Repeat the lines that follow, leaving nothing out.

::: INFORMATION SUPPLIED

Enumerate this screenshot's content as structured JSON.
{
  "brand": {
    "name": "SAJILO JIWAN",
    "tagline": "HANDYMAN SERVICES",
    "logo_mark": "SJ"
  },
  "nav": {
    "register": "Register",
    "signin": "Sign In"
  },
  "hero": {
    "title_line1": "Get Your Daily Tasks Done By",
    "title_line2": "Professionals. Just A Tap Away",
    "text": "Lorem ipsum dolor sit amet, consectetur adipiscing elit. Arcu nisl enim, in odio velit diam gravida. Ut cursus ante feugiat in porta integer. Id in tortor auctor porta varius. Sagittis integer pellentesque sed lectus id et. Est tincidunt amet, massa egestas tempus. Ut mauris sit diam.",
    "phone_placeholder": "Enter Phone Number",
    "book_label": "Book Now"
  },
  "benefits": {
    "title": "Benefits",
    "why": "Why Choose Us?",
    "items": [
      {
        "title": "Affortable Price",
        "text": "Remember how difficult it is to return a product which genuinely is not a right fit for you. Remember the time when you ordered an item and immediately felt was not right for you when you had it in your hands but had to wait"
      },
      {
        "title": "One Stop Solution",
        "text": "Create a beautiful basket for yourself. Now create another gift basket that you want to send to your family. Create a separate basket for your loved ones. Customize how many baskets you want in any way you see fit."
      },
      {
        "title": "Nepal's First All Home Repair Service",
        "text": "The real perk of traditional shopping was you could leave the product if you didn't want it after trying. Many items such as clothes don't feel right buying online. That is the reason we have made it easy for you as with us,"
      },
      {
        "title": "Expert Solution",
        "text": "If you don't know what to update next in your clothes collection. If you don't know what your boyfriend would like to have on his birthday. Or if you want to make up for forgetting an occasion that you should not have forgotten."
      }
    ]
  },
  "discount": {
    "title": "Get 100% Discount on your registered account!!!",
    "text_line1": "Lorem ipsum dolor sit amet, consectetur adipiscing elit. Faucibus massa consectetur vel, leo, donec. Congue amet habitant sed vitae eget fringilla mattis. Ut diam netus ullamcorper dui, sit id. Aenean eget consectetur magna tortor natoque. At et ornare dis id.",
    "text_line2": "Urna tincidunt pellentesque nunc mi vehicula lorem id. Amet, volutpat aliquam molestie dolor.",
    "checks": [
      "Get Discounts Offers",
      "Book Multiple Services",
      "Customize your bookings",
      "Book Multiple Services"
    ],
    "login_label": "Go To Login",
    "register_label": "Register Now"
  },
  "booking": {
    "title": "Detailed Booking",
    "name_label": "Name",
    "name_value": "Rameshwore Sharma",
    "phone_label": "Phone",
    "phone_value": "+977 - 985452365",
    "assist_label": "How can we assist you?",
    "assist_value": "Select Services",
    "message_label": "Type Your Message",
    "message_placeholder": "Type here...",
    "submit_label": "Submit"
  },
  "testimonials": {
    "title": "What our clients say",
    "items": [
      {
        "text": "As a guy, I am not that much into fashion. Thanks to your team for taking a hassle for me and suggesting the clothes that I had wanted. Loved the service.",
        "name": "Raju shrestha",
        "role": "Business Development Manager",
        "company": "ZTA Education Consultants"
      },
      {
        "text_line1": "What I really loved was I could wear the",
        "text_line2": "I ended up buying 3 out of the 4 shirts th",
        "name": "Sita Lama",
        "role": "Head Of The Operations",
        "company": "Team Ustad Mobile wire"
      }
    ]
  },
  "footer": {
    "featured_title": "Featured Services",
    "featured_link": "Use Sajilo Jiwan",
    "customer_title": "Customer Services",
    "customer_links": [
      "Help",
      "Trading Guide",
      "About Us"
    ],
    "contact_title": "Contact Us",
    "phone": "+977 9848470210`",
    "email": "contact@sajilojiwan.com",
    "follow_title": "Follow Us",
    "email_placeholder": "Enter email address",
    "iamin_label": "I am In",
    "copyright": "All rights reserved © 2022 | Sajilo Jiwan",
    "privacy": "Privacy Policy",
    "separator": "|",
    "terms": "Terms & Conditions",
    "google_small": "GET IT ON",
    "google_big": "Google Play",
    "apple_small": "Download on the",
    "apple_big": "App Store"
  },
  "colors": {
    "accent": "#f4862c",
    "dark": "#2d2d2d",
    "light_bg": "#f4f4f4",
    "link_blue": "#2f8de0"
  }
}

::::::

__THE RESULT__:
Enumerate this screenshot's content as structured JSON.
{
  "brand": {
    "name": "SAJILO JIWAN",
    "tagline": "HANDYMAN SERVICES",
    "logo_mark": "SJ"
  },
  "nav": {
    "register": "Register",
    "signin": "Sign In"
  },
  "hero": {
    "title_line1": "Get Your Daily Tasks Done By",
    "title_line2": "Professionals. Just A Tap Away",
    "text": "Lorem ipsum dolor sit amet, consectetur adipiscing elit. Arcu nisl enim, in odio velit diam gravida. Ut cursus ante feugiat in porta integer. Id in tortor auctor porta varius. Sagittis integer pellentesque sed lectus id et. Est tincidunt amet, massa egestas tempus. Ut mauris sit diam.",
    "phone_placeholder": "Enter Phone Number",
    "book_label": "Book Now"
  },
  "benefits": {
    "title": "Benefits",
    "why": "Why Choose Us?",
    "items": [
      {
        "title": "Affortable Price",
        "text": "Remember how difficult it is to return a product which genuinely is not a right fit for you. Remember the time when you ordered an item and immediately felt was not right for you when you had it in your hands but had to wait"
      },
      {
        "title": "One Stop Solution",
        "text": "Create a beautiful basket for yourself. Now create another gift basket that you want to send to your family. Create a separate basket for your loved ones. Customize how many baskets you want in any way you see fit."
      },
      {
        "title": "Nepal's First All Home Repair Service",
        "text": "The real perk of traditional shopping was you could leave the product if you didn't want it after trying. Many items such as clothes don't feel right buying online. That is the reason we have made it easy for you as with us,"
      },
      {
        "title": "Expert Solution",
        "text": "If you don't know what to update next in your clothes collection. If you don't know what your boyfriend would like to have on his birthday. Or if you want to make up for forgetting an occasion that you should not have forgotten."
      }
    ]
  },
  "discount": {
    "title": "Get 100% Discount on your registered account!!!",
    "text_line1": "Lorem ipsum dolor sit amet, consectetur adipiscing elit. Faucibus massa consectetur vel, leo, donec. Congue amet habitant sed vitae eget fringilla mattis. Ut diam netus ullamcorper dui, sit id. Aenean eget consectetur magna tortor natoque. At et ornare dis id.",
    "text_line2": "Urna tincidunt pellentesque nunc mi vehicula lorem id. Amet, volutpat aliquam molestie dolor.",
    "checks": [
      "Get Discounts Offers",
      "Book Multiple Services",
      "Customize your bookings",
      "Book Multiple Services"
    ],
    "login_label": "Go To Login",
    "register_label": "Register Now"
  },
  "booking": {
    "title": "Detailed Booking",
    "name_label": "Name",
    "name_value": "Rameshwore Sharma",
    "phone_label": "Phone",
    "phone_value": "+977 - 985452365",
    "assist_label": "How can we assist you?",
    "assist_value": "Select Services",
    "message_label": "Type Your Message",
    "message_placeholder": "Type here...",
    "submit_label": "Submit"
  },
  "testimonials": {
    "title": "What our clients say",
    "items": [
      {
        "text": "As a guy, I am not that much into fashion. Thanks to your team for taking a hassle for me and suggesting the clothes that I had wanted. Loved the service.",
        "name": "Raju shrestha",
        "role": "Business Development Manager",
        "company": "ZTA Education Consultants"
      },
      {
        "text_line1": "What I really loved was I could wear the",
        "text_line2": "I ended up buying 3 out of the 4 shirts th",
        "name": "Sita Lama",
        "role": "Head Of The Operations",
        "company": "Team Ustad Mobile wire"
      }
    ]
  },
  "footer": {
    "featured_title": "Featured Services",
    "featured_link": "Use Sajilo Jiwan",
    "customer_title": "Customer Services",
    "customer_links": [
      "Help",
      "Trading Guide",
      "About Us"
    ],
    "contact_title": "Contact Us",
    "phone": "+977 9848470210`",
    "email": "contact@sajilojiwan.com",
    "follow_title": "Follow Us",
    "email_placeholder": "Enter email address",
    "iamin_label": "I am In",
    "copyright": "All rights reserved © 2022 | Sajilo Jiwan",
    "privacy": "Privacy Policy",
    "separator": "|",
    "terms": "Terms & Conditions",
    "google_small": "GET IT ON",
    "google_big": "Google Play",
    "apple_small": "Download on the",
    "apple_big": "App Store"
  },
  "colors": {
    "accent": "#f4862c",
    "dark": "#2d2d2d",
    "light_bg": "#f4f4f4",
    "link_blue": "#2f8de0"
  }
}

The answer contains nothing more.